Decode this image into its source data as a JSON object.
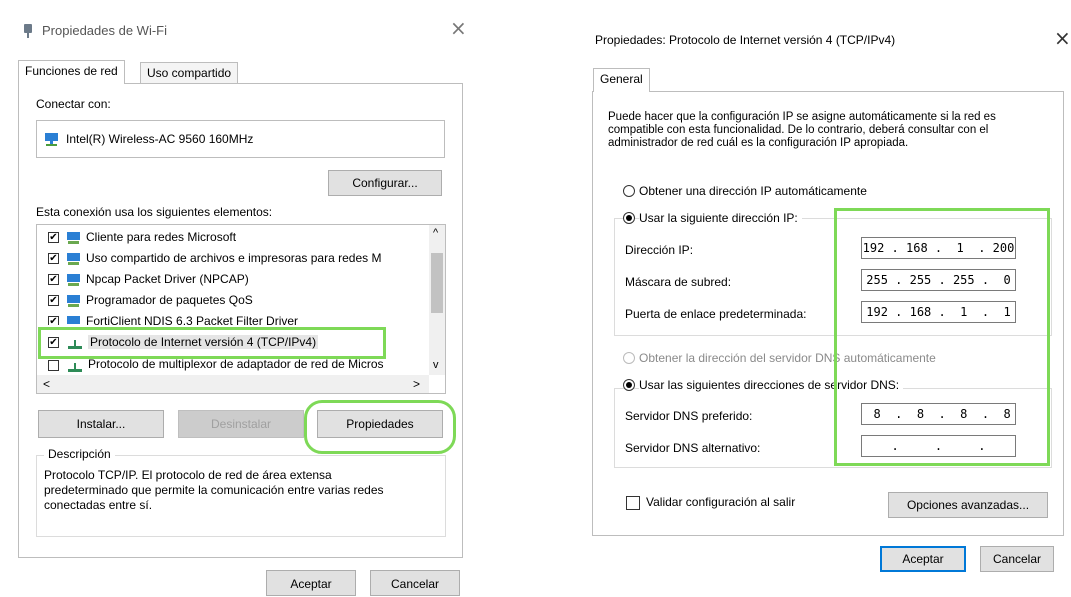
{
  "left": {
    "title": "Propiedades de Wi-Fi",
    "close": "×",
    "tabs": [
      "Funciones de red",
      "Uso compartido"
    ],
    "connect_with_label": "Conectar con:",
    "adapter_name": "Intel(R) Wireless-AC 9560 160MHz",
    "configure_button": "Configurar...",
    "elements_label": "Esta conexión usa los siguientes elementos:",
    "items": [
      {
        "label": "Cliente para redes Microsoft",
        "checked": true
      },
      {
        "label": "Uso compartido de archivos e impresoras para redes M",
        "checked": true
      },
      {
        "label": "Npcap Packet Driver (NPCAP)",
        "checked": true
      },
      {
        "label": "Programador de paquetes QoS",
        "checked": true
      },
      {
        "label": "FortiClient NDIS 6.3 Packet Filter Driver",
        "checked": true
      },
      {
        "label": "Protocolo de Internet versión 4 (TCP/IPv4)",
        "checked": true
      },
      {
        "label": "Protocolo de multiplexor de adaptador de red de Micros",
        "checked": false
      }
    ],
    "install_button": "Instalar...",
    "uninstall_button": "Desinstalar",
    "properties_button": "Propiedades",
    "description_label": "Descripción",
    "description_text": "Protocolo TCP/IP. El protocolo de red de área extensa predeterminado que permite la comunicación entre varias redes conectadas entre sí.",
    "ok_button": "Aceptar",
    "cancel_button": "Cancelar",
    "checkmark": "✔",
    "scroll_up": "^",
    "scroll_down": "v",
    "scroll_left": "<",
    "scroll_right": ">"
  },
  "right": {
    "title": "Propiedades: Protocolo de Internet versión 4 (TCP/IPv4)",
    "close": "×",
    "tab": "General",
    "intro": "Puede hacer que la configuración IP se asigne automáticamente si la red es compatible con esta funcionalidad. De lo contrario, deberá consultar con el administrador de red cuál es la configuración IP apropiada.",
    "auto_ip": "Obtener una dirección IP automáticamente",
    "manual_ip": "Usar la siguiente dirección IP:",
    "ip_label": "Dirección IP:",
    "ip_value": "192 . 168 .  1  . 200",
    "mask_label": "Máscara de subred:",
    "mask_value": "255 . 255 . 255 .  0",
    "gateway_label": "Puerta de enlace predeterminada:",
    "gateway_value": "192 . 168 .  1  .  1",
    "auto_dns": "Obtener la dirección del servidor DNS automáticamente",
    "manual_dns": "Usar las siguientes direcciones de servidor DNS:",
    "dns_pref_label": "Servidor DNS preferido:",
    "dns_pref_value": " 8  .  8  .  8  .  8",
    "dns_alt_label": "Servidor DNS alternativo:",
    "dns_alt_value": "    .     .     .    ",
    "validate_label": "Validar configuración al salir",
    "advanced_button": "Opciones avanzadas...",
    "ok_button": "Aceptar",
    "cancel_button": "Cancelar"
  },
  "colors": {
    "highlight": "#7ed957",
    "accent": "#0078d7"
  }
}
──────
## Goal of the exercise
Your job is to transcribe the entries above exactly; skip the pictures.

## Task result
Decode this image into its source data as a JSON object.
{
  "left": {
    "title": "Propiedades de Wi-Fi",
    "close": "×",
    "tabs": [
      "Funciones de red",
      "Uso compartido"
    ],
    "connect_with_label": "Conectar con:",
    "adapter_name": "Intel(R) Wireless-AC 9560 160MHz",
    "configure_button": "Configurar...",
    "elements_label": "Esta conexión usa los siguientes elementos:",
    "items": [
      {
        "label": "Cliente para redes Microsoft",
        "checked": true
      },
      {
        "label": "Uso compartido de archivos e impresoras para redes M",
        "checked": true
      },
      {
        "label": "Npcap Packet Driver (NPCAP)",
        "checked": true
      },
      {
        "label": "Programador de paquetes QoS",
        "checked": true
      },
      {
        "label": "FortiClient NDIS 6.3 Packet Filter Driver",
        "checked": true
      },
      {
        "label": "Protocolo de Internet versión 4 (TCP/IPv4)",
        "checked": true
      },
      {
        "label": "Protocolo de multiplexor de adaptador de red de Micros",
        "checked": false
      }
    ],
    "install_button": "Instalar...",
    "uninstall_button": "Desinstalar",
    "properties_button": "Propiedades",
    "description_label": "Descripción",
    "description_text": "Protocolo TCP/IP. El protocolo de red de área extensa predeterminado que permite la comunicación entre varias redes conectadas entre sí.",
    "ok_button": "Aceptar",
    "cancel_button": "Cancelar",
    "checkmark": "✔",
    "scroll_up": "^",
    "scroll_down": "v",
    "scroll_left": "<",
    "scroll_right": ">"
  },
  "right": {
    "title": "Propiedades: Protocolo de Internet versión 4 (TCP/IPv4)",
    "close": "×",
    "tab": "General",
    "intro": "Puede hacer que la configuración IP se asigne automáticamente si la red es compatible con esta funcionalidad. De lo contrario, deberá consultar con el administrador de red cuál es la configuración IP apropiada.",
    "auto_ip": "Obtener una dirección IP automáticamente",
    "manual_ip": "Usar la siguiente dirección IP:",
    "ip_label": "Dirección IP:",
    "ip_value": "192 . 168 .  1  . 200",
    "mask_label": "Máscara de subred:",
    "mask_value": "255 . 255 . 255 .  0",
    "gateway_label": "Puerta de enlace predeterminada:",
    "gateway_value": "192 . 168 .  1  .  1",
    "auto_dns": "Obtener la dirección del servidor DNS automáticamente",
    "manual_dns": "Usar las siguientes direcciones de servidor DNS:",
    "dns_pref_label": "Servidor DNS preferido:",
    "dns_pref_value": " 8  .  8  .  8  .  8",
    "dns_alt_label": "Servidor DNS alternativo:",
    "dns_alt_value": "    .     .     .    ",
    "validate_label": "Validar configuración al salir",
    "advanced_button": "Opciones avanzadas...",
    "ok_button": "Aceptar",
    "cancel_button": "Cancelar"
  },
  "colors": {
    "highlight": "#7ed957",
    "accent": "#0078d7"
  }
}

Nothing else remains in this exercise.